▶ **Problem statement**: Print out each record below, unaltered and complete, without its images.

▶ **Input records**:
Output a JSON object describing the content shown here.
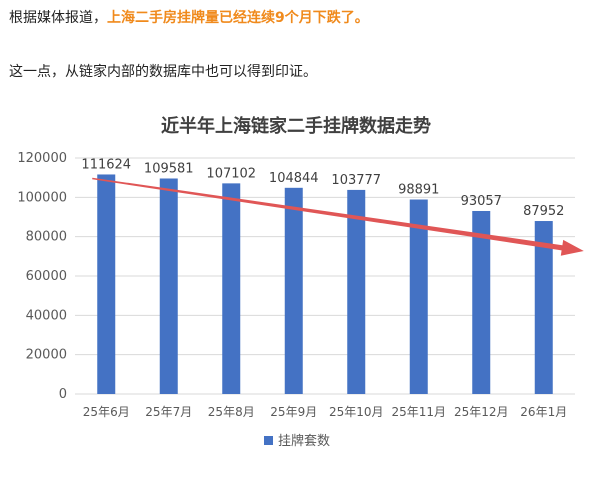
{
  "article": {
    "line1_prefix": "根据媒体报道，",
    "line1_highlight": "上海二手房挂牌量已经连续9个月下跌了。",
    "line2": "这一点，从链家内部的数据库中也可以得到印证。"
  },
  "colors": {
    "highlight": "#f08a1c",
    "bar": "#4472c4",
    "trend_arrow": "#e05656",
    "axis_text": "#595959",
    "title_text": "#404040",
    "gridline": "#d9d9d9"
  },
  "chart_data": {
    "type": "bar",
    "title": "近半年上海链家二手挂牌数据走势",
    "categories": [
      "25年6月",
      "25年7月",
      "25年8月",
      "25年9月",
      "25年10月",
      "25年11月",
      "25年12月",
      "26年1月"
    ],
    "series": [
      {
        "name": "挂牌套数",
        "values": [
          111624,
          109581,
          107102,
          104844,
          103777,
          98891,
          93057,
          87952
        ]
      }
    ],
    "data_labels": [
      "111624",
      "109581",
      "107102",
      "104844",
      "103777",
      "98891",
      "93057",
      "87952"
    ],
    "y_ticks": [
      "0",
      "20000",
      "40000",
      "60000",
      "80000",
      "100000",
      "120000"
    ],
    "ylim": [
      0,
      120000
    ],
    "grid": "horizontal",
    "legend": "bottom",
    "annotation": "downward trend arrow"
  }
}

▶ **Response to the exercise**:
Output a JSON object describing the content shown here.
{
  "article": {
    "line1_prefix": "根据媒体报道，",
    "line1_highlight": "上海二手房挂牌量已经连续9个月下跌了。",
    "line2": "这一点，从链家内部的数据库中也可以得到印证。"
  },
  "colors": {
    "highlight": "#f08a1c",
    "bar": "#4472c4",
    "trend_arrow": "#e05656",
    "axis_text": "#595959",
    "title_text": "#404040",
    "gridline": "#d9d9d9"
  },
  "chart_data": {
    "type": "bar",
    "title": "近半年上海链家二手挂牌数据走势",
    "categories": [
      "25年6月",
      "25年7月",
      "25年8月",
      "25年9月",
      "25年10月",
      "25年11月",
      "25年12月",
      "26年1月"
    ],
    "series": [
      {
        "name": "挂牌套数",
        "values": [
          111624,
          109581,
          107102,
          104844,
          103777,
          98891,
          93057,
          87952
        ]
      }
    ],
    "data_labels": [
      "111624",
      "109581",
      "107102",
      "104844",
      "103777",
      "98891",
      "93057",
      "87952"
    ],
    "y_ticks": [
      "0",
      "20000",
      "40000",
      "60000",
      "80000",
      "100000",
      "120000"
    ],
    "ylim": [
      0,
      120000
    ],
    "grid": "horizontal",
    "legend": "bottom",
    "annotation": "downward trend arrow"
  }
}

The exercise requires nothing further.